Pick out each line of the records that includes the string "therefore", and copy it.

====== LISTED RECORDS ======

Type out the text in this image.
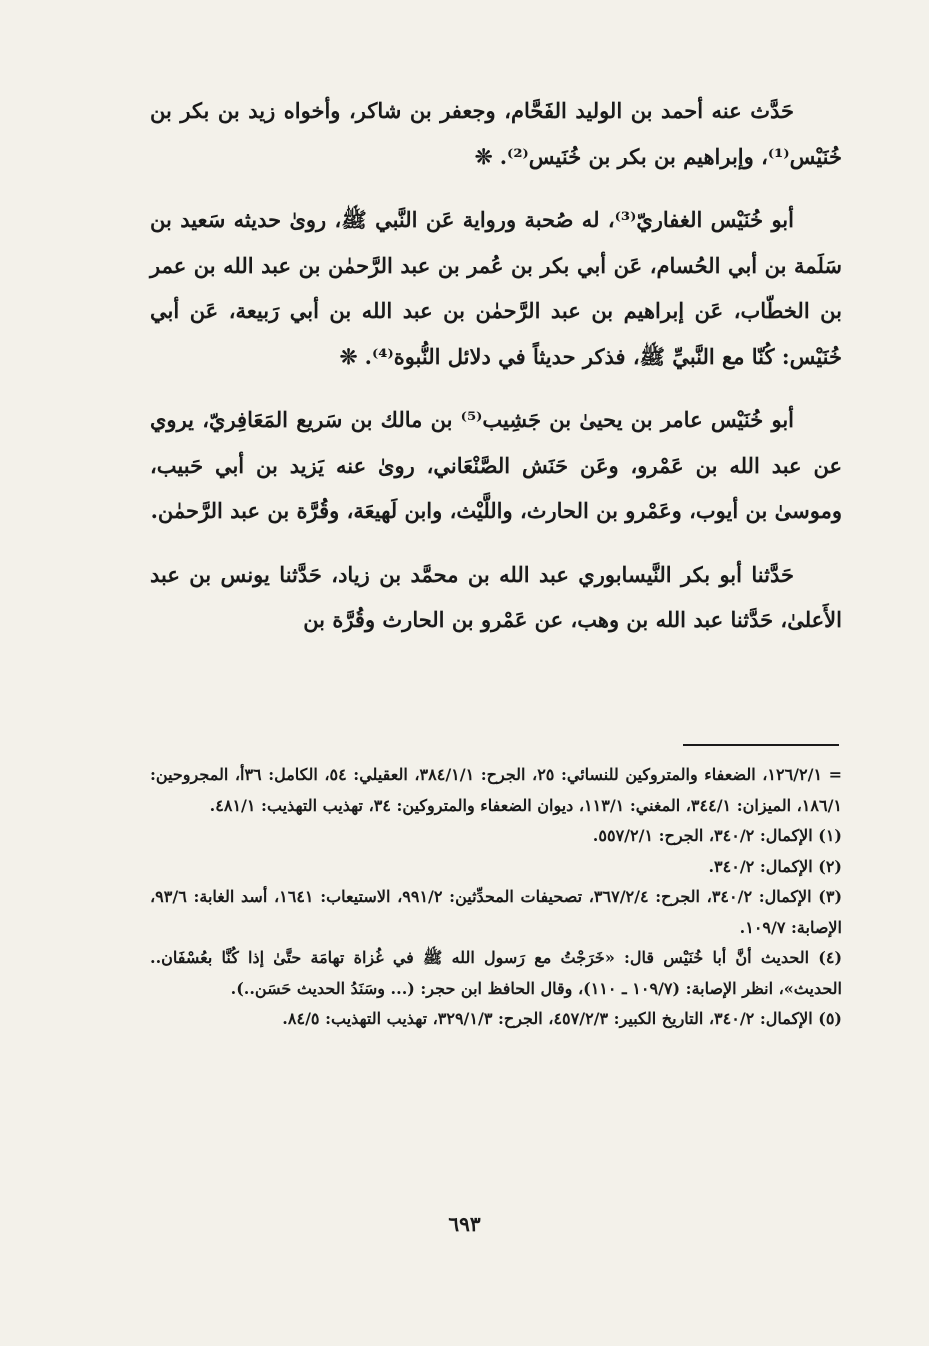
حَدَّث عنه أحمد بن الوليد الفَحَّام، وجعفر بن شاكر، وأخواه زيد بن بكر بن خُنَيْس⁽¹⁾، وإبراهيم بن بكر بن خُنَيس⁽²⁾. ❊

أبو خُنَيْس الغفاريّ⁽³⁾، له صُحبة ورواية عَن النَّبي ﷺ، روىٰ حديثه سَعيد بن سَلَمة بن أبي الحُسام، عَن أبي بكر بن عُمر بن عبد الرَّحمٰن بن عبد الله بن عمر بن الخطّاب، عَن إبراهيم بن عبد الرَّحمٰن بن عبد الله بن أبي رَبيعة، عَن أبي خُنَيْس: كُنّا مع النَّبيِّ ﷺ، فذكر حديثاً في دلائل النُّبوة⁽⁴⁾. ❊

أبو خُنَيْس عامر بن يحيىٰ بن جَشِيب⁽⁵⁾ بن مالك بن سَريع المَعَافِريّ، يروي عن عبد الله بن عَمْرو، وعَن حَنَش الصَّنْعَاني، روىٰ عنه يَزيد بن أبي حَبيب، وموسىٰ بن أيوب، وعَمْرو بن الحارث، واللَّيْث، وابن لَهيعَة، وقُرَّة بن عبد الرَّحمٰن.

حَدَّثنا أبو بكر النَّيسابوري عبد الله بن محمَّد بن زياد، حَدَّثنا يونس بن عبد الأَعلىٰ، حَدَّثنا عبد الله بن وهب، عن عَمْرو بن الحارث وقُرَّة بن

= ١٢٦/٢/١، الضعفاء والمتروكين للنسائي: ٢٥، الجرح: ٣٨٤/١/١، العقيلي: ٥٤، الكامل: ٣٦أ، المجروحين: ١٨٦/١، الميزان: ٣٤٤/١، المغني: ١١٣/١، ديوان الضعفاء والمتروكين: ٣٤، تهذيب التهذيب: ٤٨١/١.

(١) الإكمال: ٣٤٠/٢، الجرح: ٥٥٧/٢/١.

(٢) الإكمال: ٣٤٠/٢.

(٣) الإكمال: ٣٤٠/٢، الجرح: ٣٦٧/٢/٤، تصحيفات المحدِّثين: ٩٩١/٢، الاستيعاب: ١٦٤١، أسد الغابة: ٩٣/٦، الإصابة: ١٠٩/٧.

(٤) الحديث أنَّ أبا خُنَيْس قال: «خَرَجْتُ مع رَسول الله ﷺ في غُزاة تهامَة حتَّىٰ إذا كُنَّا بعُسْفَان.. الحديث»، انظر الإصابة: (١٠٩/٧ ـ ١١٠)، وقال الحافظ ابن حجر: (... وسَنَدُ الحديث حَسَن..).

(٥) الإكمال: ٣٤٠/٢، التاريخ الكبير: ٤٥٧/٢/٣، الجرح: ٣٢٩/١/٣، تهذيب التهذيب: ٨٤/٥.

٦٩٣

======
====== LISTED RECORDS ======

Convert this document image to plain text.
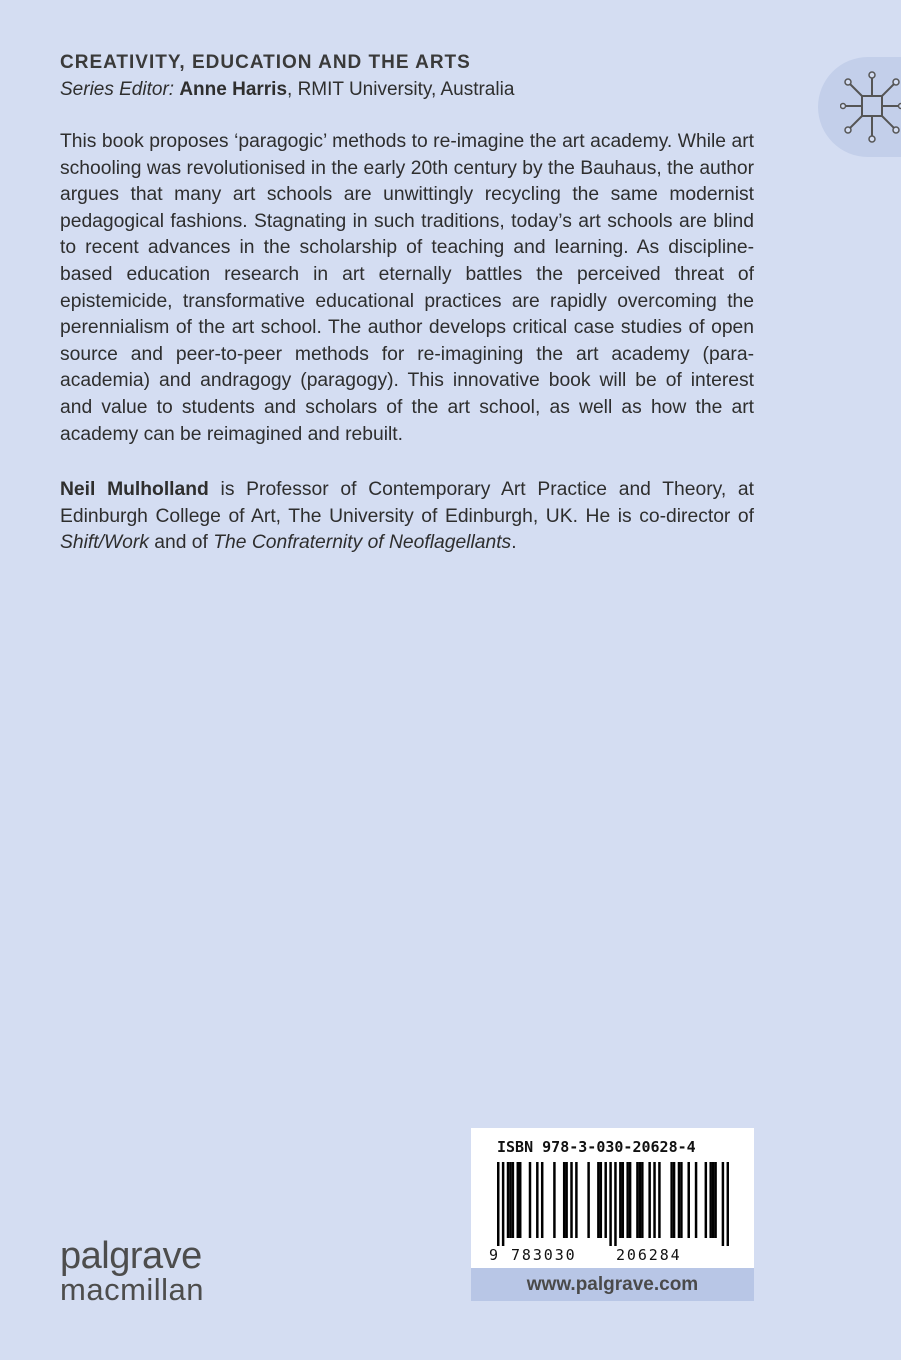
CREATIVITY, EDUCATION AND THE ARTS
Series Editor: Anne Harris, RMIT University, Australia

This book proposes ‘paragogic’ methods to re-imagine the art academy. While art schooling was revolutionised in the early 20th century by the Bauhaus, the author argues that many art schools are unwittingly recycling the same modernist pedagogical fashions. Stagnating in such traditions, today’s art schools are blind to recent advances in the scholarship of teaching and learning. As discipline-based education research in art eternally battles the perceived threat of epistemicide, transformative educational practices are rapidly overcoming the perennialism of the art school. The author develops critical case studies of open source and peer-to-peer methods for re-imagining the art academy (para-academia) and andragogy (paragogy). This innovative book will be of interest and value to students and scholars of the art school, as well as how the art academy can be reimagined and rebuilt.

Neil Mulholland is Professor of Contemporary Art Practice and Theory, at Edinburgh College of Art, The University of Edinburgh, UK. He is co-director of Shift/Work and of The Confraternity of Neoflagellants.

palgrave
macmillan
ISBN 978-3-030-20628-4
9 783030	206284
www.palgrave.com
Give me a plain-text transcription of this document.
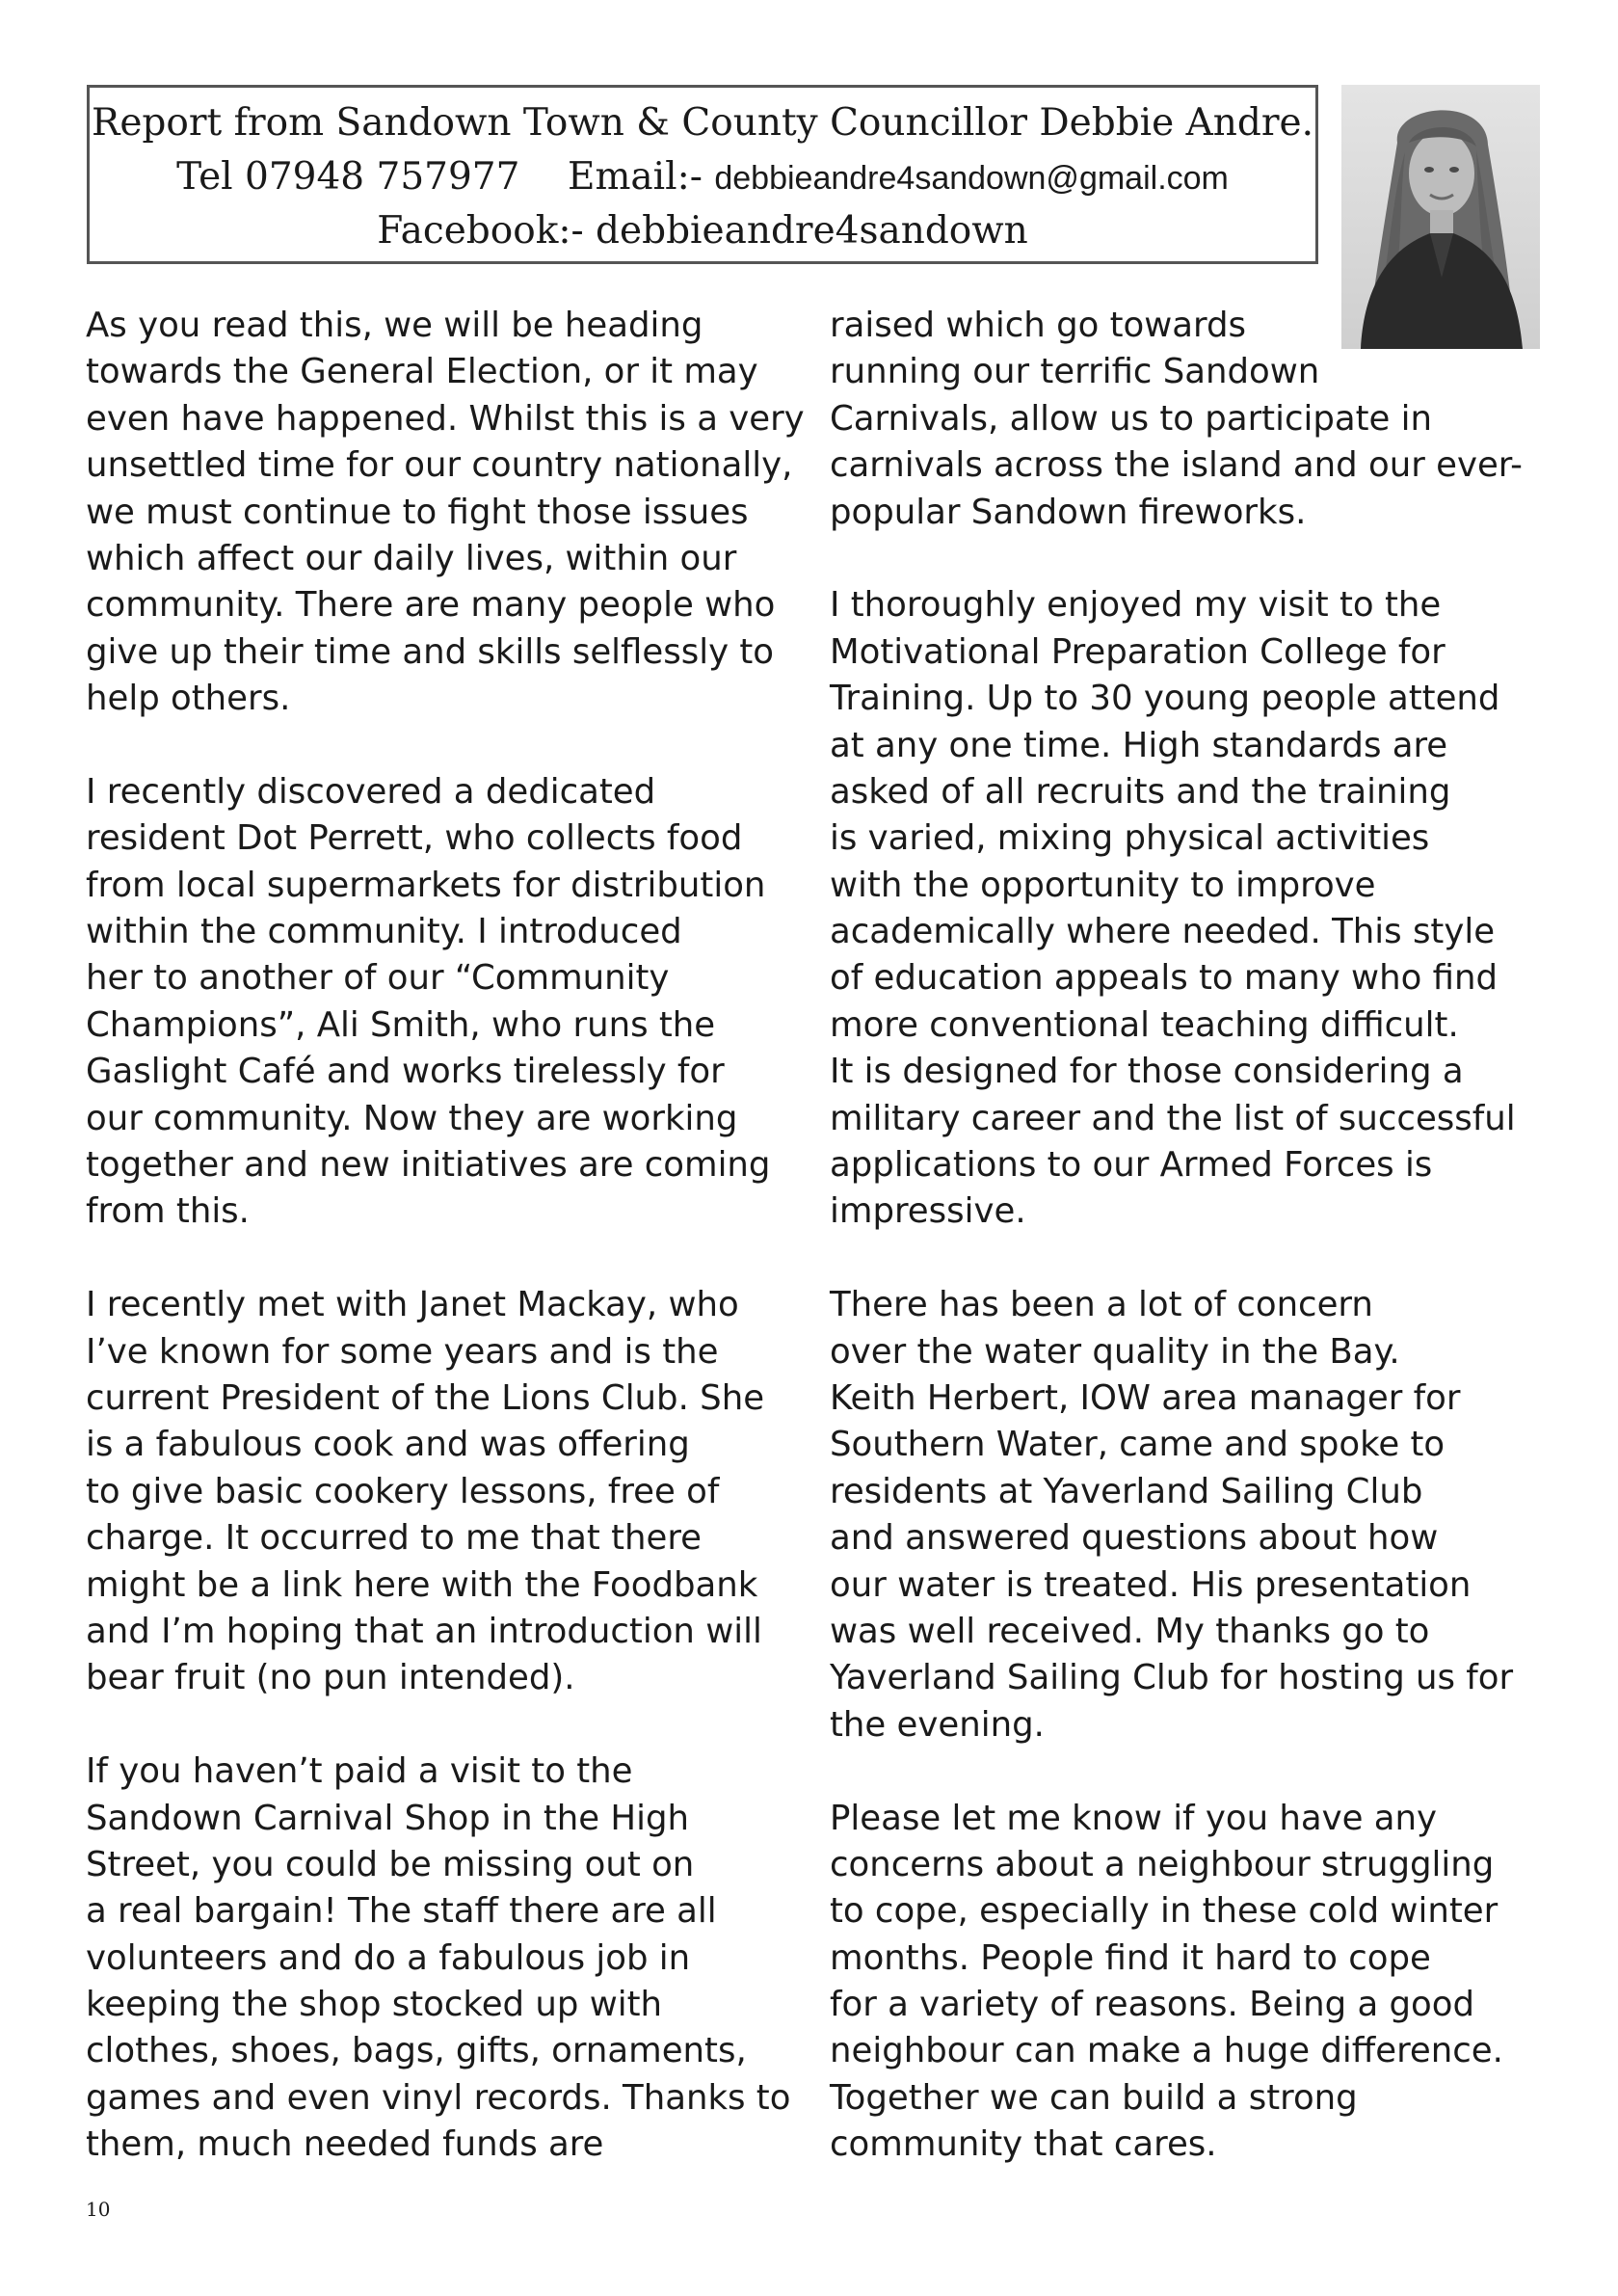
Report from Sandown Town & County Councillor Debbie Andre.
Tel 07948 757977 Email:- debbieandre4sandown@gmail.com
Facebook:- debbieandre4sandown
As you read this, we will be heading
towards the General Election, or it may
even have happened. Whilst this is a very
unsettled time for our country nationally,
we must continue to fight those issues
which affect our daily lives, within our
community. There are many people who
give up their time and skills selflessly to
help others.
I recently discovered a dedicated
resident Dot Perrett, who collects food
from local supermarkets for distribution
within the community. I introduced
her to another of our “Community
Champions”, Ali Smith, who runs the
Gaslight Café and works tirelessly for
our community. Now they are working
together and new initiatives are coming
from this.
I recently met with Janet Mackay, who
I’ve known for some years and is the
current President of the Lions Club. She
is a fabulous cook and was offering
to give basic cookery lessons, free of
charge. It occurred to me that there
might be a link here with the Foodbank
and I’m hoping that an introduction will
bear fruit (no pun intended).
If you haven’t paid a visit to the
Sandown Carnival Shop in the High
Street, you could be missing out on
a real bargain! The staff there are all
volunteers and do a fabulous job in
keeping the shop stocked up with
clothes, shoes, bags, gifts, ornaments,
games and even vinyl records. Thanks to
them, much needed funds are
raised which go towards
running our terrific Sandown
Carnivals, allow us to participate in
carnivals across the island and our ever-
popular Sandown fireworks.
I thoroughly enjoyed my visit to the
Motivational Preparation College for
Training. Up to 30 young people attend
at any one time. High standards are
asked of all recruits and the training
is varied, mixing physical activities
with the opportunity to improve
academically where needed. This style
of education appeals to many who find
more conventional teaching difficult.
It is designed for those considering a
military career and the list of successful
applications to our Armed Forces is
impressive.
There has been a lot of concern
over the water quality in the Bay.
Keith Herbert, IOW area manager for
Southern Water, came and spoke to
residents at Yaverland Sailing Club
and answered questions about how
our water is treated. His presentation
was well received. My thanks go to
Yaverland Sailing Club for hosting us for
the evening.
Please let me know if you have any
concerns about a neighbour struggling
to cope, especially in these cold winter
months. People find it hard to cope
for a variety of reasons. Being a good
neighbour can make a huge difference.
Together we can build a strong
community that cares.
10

======
====== LISTED RECORDS ======

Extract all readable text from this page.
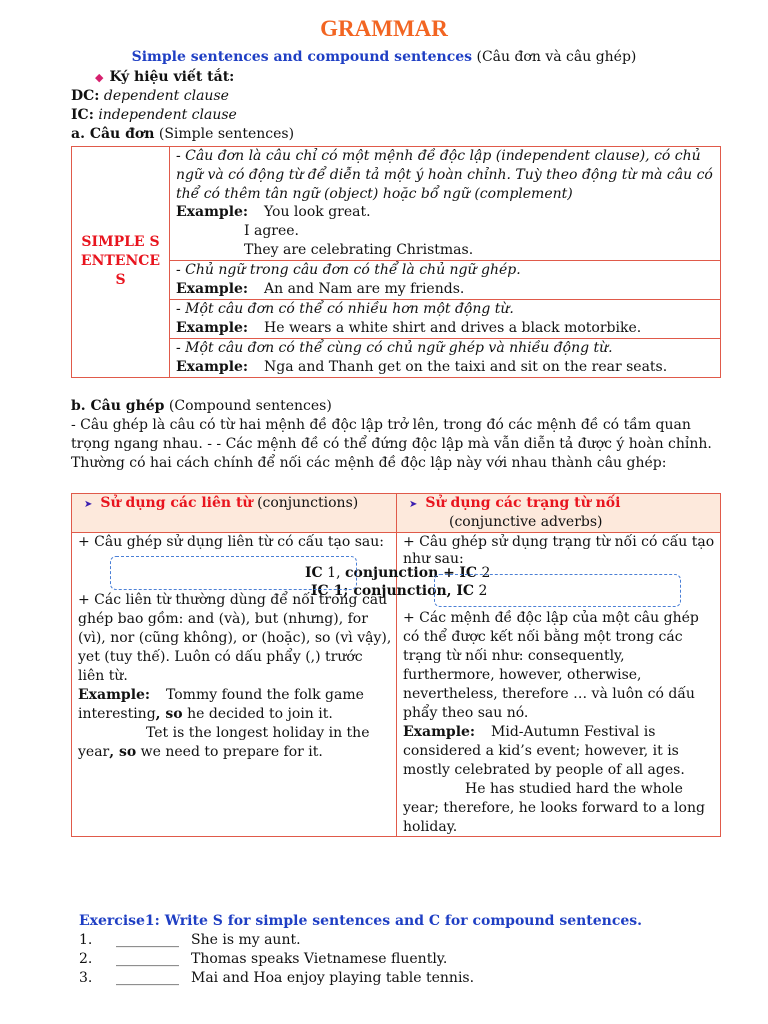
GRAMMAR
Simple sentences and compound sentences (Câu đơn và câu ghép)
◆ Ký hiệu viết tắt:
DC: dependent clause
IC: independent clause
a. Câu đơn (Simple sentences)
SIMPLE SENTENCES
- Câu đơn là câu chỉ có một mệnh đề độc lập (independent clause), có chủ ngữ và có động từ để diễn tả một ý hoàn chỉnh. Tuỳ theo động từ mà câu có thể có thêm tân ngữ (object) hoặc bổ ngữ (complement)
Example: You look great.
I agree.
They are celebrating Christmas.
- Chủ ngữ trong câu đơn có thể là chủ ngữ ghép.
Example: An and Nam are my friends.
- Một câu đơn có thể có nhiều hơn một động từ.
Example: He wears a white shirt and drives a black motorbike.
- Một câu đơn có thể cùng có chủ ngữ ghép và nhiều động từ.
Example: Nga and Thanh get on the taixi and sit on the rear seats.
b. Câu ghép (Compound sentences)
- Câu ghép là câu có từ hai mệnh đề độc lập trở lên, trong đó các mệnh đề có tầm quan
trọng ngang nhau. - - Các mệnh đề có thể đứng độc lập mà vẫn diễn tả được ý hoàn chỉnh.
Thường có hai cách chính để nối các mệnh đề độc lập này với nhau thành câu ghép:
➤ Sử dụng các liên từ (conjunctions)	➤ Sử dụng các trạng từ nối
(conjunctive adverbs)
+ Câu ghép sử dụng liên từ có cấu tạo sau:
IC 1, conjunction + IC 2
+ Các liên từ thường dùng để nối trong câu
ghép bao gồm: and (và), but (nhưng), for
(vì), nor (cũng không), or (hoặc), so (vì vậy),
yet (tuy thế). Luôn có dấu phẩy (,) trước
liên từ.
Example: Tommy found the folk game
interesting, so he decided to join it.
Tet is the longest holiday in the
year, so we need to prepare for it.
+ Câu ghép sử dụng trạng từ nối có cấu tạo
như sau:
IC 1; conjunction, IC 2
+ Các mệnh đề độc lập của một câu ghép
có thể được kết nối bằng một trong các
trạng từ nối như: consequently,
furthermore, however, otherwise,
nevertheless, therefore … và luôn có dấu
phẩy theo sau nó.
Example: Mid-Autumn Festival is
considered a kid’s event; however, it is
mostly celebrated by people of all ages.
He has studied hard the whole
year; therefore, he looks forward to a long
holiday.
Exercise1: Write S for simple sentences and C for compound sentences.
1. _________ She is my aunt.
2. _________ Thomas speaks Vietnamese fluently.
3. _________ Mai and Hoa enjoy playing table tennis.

======

EXERCISE ANSWER
nevertheless, therefore … và luôn có dấu
year; therefore, he looks forward to a long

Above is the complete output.